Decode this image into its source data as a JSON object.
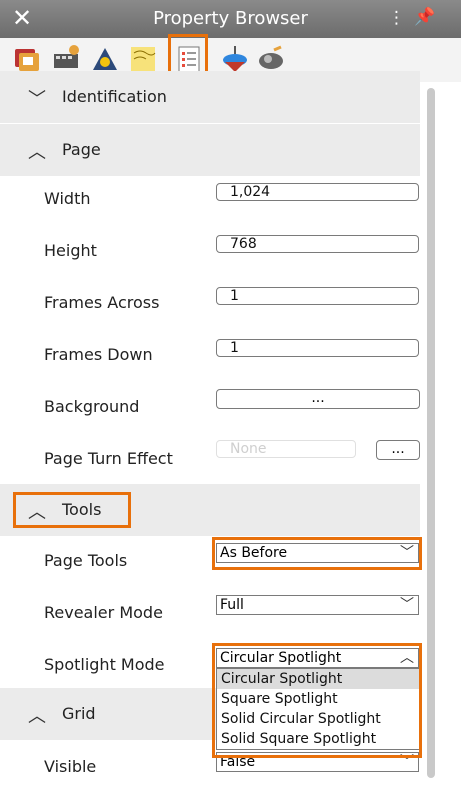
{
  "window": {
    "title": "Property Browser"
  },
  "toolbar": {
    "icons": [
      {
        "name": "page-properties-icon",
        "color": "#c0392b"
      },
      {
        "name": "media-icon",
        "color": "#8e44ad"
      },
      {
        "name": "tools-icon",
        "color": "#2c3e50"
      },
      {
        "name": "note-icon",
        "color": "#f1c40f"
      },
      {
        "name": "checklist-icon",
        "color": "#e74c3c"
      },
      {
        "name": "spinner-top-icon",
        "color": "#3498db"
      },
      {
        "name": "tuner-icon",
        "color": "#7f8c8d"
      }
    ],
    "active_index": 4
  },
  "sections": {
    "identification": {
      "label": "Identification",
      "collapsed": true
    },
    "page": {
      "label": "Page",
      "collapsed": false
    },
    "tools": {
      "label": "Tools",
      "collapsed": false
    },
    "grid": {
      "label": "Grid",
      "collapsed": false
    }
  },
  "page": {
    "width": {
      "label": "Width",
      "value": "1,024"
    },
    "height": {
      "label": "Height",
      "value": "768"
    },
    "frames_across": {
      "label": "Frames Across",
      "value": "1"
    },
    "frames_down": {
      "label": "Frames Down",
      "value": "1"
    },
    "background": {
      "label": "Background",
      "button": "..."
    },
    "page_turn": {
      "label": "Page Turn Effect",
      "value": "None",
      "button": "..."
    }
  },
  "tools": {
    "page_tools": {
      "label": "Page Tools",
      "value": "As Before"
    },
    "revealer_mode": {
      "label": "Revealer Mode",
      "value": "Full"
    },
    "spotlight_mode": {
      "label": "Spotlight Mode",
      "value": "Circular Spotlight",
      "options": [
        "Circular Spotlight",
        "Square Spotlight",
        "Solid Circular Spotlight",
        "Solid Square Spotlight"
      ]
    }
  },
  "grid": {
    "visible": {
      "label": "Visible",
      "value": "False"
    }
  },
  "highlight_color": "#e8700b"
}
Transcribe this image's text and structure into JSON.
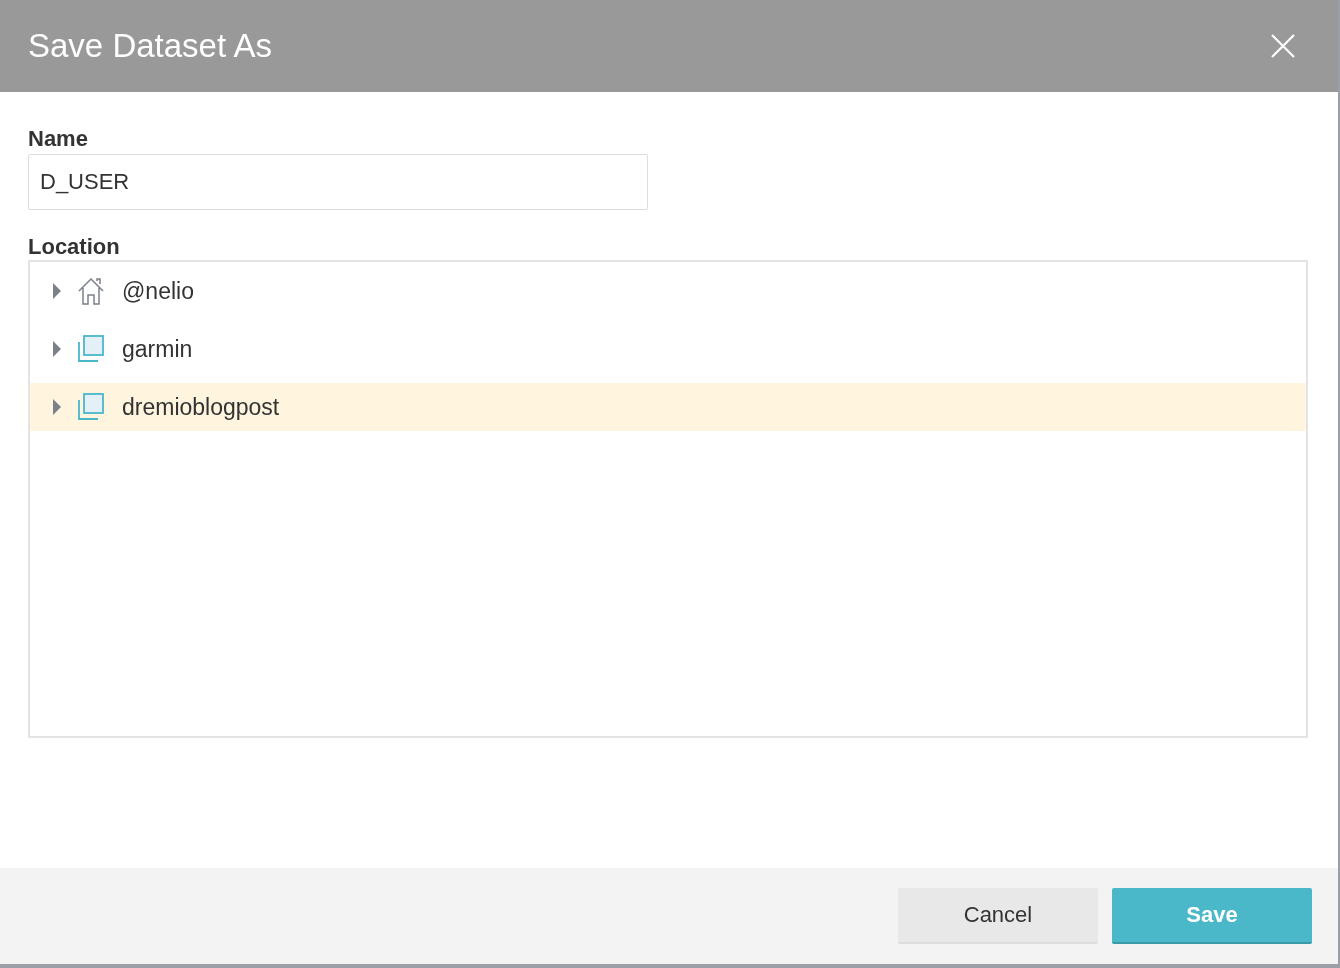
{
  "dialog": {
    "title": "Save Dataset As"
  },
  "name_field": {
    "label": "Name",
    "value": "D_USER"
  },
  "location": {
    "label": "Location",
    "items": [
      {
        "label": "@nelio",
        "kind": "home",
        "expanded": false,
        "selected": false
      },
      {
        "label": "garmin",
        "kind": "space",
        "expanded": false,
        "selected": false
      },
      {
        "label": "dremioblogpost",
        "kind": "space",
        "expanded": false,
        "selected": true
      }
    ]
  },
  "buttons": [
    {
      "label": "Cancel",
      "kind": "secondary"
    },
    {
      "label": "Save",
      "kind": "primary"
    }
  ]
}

◆ **Problem description**
Print each line of the material above exactly, with the pictures removed from your copy.

◆ **Full output**
Decode this image into its source data as a JSON object.
{
  "window": {
    "title": "Property Browser"
  },
  "toolbar": {
    "icons": [
      {
        "name": "page-properties-icon",
        "color": "#c0392b"
      },
      {
        "name": "media-icon",
        "color": "#8e44ad"
      },
      {
        "name": "tools-icon",
        "color": "#2c3e50"
      },
      {
        "name": "note-icon",
        "color": "#f1c40f"
      },
      {
        "name": "checklist-icon",
        "color": "#e74c3c"
      },
      {
        "name": "spinner-top-icon",
        "color": "#3498db"
      },
      {
        "name": "tuner-icon",
        "color": "#7f8c8d"
      }
    ],
    "active_index": 4
  },
  "sections": {
    "identification": {
      "label": "Identification",
      "collapsed": true
    },
    "page": {
      "label": "Page",
      "collapsed": false
    },
    "tools": {
      "label": "Tools",
      "collapsed": false
    },
    "grid": {
      "label": "Grid",
      "collapsed": false
    }
  },
  "page": {
    "width": {
      "label": "Width",
      "value": "1,024"
    },
    "height": {
      "label": "Height",
      "value": "768"
    },
    "frames_across": {
      "label": "Frames Across",
      "value": "1"
    },
    "frames_down": {
      "label": "Frames Down",
      "value": "1"
    },
    "background": {
      "label": "Background",
      "button": "..."
    },
    "page_turn": {
      "label": "Page Turn Effect",
      "value": "None",
      "button": "..."
    }
  },
  "tools": {
    "page_tools": {
      "label": "Page Tools",
      "value": "As Before"
    },
    "revealer_mode": {
      "label": "Revealer Mode",
      "value": "Full"
    },
    "spotlight_mode": {
      "label": "Spotlight Mode",
      "value": "Circular Spotlight",
      "options": [
        "Circular Spotlight",
        "Square Spotlight",
        "Solid Circular Spotlight",
        "Solid Square Spotlight"
      ]
    }
  },
  "grid": {
    "visible": {
      "label": "Visible",
      "value": "False"
    }
  },
  "highlight_color": "#e8700b"
}
Transcribe this image's text and structure into JSON.
{
  "dialog": {
    "title": "Save Dataset As"
  },
  "name_field": {
    "label": "Name",
    "value": "D_USER"
  },
  "location": {
    "label": "Location",
    "items": [
      {
        "label": "@nelio",
        "kind": "home",
        "expanded": false,
        "selected": false
      },
      {
        "label": "garmin",
        "kind": "space",
        "expanded": false,
        "selected": false
      },
      {
        "label": "dremioblogpost",
        "kind": "space",
        "expanded": false,
        "selected": true
      }
    ]
  },
  "buttons": [
    {
      "label": "Cancel",
      "kind": "secondary"
    },
    {
      "label": "Save",
      "kind": "primary"
    }
  ]
}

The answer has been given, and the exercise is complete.